DESCRIPTION OF THE TASK: Can you return, unchanged, every line from the start of the records through the line that contains "Text: Rutschiger Belag: Rutschiger", with that line included?

(Stored items from a collection)

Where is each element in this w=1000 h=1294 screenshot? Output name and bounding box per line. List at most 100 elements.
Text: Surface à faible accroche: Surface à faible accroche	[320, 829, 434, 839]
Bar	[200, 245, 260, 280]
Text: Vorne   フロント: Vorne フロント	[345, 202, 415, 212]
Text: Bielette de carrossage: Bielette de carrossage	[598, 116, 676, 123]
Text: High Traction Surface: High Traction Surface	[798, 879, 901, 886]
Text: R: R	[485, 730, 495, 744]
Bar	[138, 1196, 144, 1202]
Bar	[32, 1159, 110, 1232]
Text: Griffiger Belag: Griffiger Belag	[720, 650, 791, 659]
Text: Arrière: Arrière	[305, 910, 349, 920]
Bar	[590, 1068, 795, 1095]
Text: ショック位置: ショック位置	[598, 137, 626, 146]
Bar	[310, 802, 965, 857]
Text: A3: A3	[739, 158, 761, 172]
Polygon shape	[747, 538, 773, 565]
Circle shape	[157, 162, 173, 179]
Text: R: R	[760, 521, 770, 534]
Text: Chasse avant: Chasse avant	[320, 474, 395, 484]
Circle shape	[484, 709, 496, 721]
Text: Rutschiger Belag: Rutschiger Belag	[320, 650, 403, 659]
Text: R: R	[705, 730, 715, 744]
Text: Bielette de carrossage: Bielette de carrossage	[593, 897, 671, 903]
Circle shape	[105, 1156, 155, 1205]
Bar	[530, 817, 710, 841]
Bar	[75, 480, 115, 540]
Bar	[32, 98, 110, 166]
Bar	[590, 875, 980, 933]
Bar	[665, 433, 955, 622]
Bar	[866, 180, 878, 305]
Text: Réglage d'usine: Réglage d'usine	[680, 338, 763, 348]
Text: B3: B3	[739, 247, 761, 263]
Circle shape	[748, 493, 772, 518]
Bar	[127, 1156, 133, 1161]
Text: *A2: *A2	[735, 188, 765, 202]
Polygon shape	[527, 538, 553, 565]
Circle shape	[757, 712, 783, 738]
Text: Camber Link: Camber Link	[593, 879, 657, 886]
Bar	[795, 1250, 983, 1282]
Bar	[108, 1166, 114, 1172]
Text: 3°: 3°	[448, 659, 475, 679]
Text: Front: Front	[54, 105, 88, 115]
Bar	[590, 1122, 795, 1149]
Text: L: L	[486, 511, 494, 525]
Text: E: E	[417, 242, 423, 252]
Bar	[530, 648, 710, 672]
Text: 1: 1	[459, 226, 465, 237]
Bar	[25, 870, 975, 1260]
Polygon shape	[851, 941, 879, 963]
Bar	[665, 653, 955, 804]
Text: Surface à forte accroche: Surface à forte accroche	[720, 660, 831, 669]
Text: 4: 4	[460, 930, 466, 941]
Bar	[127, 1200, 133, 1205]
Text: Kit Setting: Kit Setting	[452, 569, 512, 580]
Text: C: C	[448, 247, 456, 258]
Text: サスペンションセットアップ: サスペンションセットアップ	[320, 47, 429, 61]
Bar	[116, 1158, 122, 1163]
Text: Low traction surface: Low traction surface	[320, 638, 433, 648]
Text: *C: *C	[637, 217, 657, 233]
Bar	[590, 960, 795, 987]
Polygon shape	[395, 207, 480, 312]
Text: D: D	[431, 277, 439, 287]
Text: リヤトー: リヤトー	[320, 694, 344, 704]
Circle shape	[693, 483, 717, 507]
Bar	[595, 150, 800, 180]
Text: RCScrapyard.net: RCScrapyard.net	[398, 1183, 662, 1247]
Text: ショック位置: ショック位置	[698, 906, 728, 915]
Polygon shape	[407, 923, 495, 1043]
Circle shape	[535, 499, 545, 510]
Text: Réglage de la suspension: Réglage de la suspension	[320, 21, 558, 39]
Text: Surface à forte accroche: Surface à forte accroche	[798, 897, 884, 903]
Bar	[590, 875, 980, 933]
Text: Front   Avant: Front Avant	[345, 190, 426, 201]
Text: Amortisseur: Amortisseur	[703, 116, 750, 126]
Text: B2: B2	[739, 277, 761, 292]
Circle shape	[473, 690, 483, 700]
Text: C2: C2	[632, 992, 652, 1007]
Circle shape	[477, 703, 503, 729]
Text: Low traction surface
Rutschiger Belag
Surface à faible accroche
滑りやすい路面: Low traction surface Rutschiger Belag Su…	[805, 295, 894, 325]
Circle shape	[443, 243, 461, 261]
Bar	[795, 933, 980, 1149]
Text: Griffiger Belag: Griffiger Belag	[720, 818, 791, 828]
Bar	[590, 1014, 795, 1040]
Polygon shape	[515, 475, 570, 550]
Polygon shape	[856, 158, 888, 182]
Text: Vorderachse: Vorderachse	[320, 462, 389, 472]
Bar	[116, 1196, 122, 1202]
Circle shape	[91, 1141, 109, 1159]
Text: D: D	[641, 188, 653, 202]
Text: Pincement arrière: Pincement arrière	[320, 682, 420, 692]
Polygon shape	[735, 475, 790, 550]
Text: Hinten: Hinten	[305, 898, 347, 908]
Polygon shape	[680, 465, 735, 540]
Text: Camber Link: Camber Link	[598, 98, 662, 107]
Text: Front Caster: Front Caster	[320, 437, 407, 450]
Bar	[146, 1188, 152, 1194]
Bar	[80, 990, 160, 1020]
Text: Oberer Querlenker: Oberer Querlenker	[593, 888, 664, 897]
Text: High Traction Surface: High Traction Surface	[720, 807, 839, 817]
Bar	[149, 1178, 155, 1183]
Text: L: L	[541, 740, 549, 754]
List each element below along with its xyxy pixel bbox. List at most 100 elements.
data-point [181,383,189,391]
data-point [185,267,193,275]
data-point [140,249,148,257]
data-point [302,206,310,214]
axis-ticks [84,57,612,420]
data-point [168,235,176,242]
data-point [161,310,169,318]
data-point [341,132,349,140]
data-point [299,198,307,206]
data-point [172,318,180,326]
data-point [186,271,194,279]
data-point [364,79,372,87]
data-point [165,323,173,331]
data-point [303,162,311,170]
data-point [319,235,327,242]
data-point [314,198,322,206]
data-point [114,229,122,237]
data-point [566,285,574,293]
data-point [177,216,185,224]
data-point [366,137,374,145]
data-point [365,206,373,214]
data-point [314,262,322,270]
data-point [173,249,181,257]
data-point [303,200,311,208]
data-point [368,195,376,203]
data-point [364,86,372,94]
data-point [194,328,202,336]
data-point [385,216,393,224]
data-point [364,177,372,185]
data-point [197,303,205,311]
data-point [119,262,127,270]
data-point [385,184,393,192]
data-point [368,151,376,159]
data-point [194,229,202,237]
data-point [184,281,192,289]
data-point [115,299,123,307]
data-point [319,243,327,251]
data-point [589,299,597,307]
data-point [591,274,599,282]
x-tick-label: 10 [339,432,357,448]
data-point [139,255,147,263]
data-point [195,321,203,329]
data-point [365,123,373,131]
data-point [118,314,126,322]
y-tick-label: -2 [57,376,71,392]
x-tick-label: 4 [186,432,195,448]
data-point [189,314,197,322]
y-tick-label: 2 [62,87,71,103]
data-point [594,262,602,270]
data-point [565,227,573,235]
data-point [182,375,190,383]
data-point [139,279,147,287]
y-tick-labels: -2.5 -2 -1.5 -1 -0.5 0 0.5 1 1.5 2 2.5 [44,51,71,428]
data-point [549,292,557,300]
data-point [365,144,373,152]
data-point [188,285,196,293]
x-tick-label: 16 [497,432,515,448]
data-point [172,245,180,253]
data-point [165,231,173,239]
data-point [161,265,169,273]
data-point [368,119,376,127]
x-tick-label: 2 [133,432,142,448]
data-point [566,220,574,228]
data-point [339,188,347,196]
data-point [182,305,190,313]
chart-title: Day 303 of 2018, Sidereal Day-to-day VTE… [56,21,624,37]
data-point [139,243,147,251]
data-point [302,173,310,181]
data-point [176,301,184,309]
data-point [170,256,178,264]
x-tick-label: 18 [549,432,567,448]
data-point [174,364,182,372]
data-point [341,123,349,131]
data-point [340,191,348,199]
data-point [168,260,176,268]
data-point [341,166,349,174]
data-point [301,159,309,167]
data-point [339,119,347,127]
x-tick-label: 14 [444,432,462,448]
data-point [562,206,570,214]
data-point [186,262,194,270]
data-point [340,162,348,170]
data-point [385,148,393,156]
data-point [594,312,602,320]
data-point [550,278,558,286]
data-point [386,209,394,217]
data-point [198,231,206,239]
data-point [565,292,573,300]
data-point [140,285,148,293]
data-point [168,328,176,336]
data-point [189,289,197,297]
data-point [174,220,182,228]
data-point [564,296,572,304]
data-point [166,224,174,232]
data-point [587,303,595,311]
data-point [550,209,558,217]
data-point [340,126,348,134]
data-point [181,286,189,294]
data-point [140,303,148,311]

EXERCISE OUTPUT:
Where is each element in this w=1000 h=1294 screenshot? Output name and bounding box per line. List at most 100 elements.
Text: Surface à faible accroche: Surface à faible accroche	[320, 829, 434, 839]
Bar	[200, 245, 260, 280]
Text: Vorne   フロント: Vorne フロント	[345, 202, 415, 212]
Text: Bielette de carrossage: Bielette de carrossage	[598, 116, 676, 123]
Text: High Traction Surface: High Traction Surface	[798, 879, 901, 886]
Text: R: R	[485, 730, 495, 744]
Bar	[138, 1196, 144, 1202]
Bar	[32, 1159, 110, 1232]
Text: Griffiger Belag: Griffiger Belag	[720, 650, 791, 659]
Text: Arrière: Arrière	[305, 910, 349, 920]
Bar	[590, 1068, 795, 1095]
Text: ショック位置: ショック位置	[598, 137, 626, 146]
Bar	[310, 802, 965, 857]
Text: A3: A3	[739, 158, 761, 172]
Polygon shape	[747, 538, 773, 565]
Circle shape	[157, 162, 173, 179]
Text: R: R	[760, 521, 770, 534]
Text: Chasse avant: Chasse avant	[320, 474, 395, 484]
Circle shape	[484, 709, 496, 721]
Text: Rutschiger Belag: Rutschiger Belag	[320, 650, 403, 659]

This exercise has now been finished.